**WHAT THE TASK REQUIRES:**
Present the following data again exactly as it is shown.

**MATERIAL:**
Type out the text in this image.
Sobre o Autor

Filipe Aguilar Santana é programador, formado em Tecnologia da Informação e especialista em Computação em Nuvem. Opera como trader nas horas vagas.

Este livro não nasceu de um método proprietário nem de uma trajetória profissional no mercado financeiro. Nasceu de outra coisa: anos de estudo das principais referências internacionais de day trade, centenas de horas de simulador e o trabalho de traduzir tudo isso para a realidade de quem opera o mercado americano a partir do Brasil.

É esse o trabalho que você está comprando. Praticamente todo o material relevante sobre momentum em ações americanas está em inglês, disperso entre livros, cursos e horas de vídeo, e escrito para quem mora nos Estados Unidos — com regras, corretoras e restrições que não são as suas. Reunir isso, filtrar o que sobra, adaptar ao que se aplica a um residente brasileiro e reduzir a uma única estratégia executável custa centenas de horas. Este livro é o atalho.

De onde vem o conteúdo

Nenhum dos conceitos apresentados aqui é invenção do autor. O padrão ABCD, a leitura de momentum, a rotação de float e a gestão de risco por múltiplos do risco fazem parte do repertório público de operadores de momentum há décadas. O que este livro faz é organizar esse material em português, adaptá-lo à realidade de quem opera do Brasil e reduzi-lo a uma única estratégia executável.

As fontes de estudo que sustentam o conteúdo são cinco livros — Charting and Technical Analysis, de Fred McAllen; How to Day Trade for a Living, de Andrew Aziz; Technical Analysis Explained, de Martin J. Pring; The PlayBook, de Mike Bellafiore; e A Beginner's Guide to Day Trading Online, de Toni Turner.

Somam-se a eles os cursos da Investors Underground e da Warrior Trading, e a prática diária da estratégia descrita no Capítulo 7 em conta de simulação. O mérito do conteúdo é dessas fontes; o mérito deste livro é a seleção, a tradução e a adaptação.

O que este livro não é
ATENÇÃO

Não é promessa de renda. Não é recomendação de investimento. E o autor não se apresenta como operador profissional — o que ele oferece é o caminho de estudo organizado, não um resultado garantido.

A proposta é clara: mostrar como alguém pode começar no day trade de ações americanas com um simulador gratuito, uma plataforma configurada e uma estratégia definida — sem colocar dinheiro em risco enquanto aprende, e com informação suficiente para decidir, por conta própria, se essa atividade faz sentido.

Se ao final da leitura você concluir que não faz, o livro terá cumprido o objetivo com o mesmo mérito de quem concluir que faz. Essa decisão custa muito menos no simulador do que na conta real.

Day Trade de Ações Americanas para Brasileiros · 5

**EXERCISE SOLUTION:**
Type out the text in this image.
Sobre o Autor

Filipe Aguilar Santana é programador, formado em Tecnologia da Informação e especialista em Computação em Nuvem. Opera como trader nas horas vagas.

Este livro não nasceu de um método proprietário nem de uma trajetória profissional no mercado financeiro. Nasceu de outra coisa: anos de estudo das principais referências internacionais de day trade, centenas de horas de simulador e o trabalho de traduzir tudo isso para a realidade de quem opera o mercado americano a partir do Brasil.

É esse o trabalho que você está comprando. Praticamente todo o material relevante sobre momentum em ações americanas está em inglês, disperso entre livros, cursos e horas de vídeo, e escrito para quem mora nos Estados Unidos — com regras, corretoras e restrições que não são as suas. Reunir isso, filtrar o que sobra, adaptar ao que se aplica a um residente brasileiro e reduzir a uma única estratégia executável custa centenas de horas. Este livro é o atalho.

De onde vem o conteúdo

Nenhum dos conceitos apresentados aqui é invenção do autor. O padrão ABCD, a leitura de momentum, a rotação de float e a gestão de risco por múltiplos do risco fazem parte do repertório público de operadores de momentum há décadas. O que este livro faz é organizar esse material em português, adaptá-lo à realidade de quem opera do Brasil e reduzi-lo a uma única estratégia executável.

As fontes de estudo que sustentam o conteúdo são cinco livros — Charting and Technical Analysis, de Fred McAllen; How to Day Trade for a Living, de Andrew Aziz; Technical Analysis Explained, de Martin J. Pring; The PlayBook, de Mike Bellafiore; e A Beginner's Guide to Day Trading Online, de Toni Turner.

Somam-se a eles os cursos da Investors Underground e da Warrior Trading, e a prática diária da estratégia descrita no Capítulo 7 em conta de simulação. O mérito do conteúdo é dessas fontes; o mérito deste livro é a seleção, a tradução e a adaptação.

O que este livro não é
ATENÇÃO

Não é promessa de renda. Não é recomendação de investimento. E o autor não se apresenta como operador profissional — o que ele oferece é o caminho de estudo organizado, não um resultado garantido.

A proposta é clara: mostrar como alguém pode começar no day trade de ações americanas com um simulador gratuito, uma plataforma configurada e uma estratégia definida — sem colocar dinheiro em risco enquanto aprende, e com informação suficiente para decidir, por conta própria, se essa atividade faz sentido.

Se ao final da leitura você concluir que não faz, o livro terá cumprido o objetivo com o mesmo mérito de quem concluir que faz. Essa decisão custa muito menos no simulador do que na conta real.

Day Trade de Ações Americanas para Brasileiros · 5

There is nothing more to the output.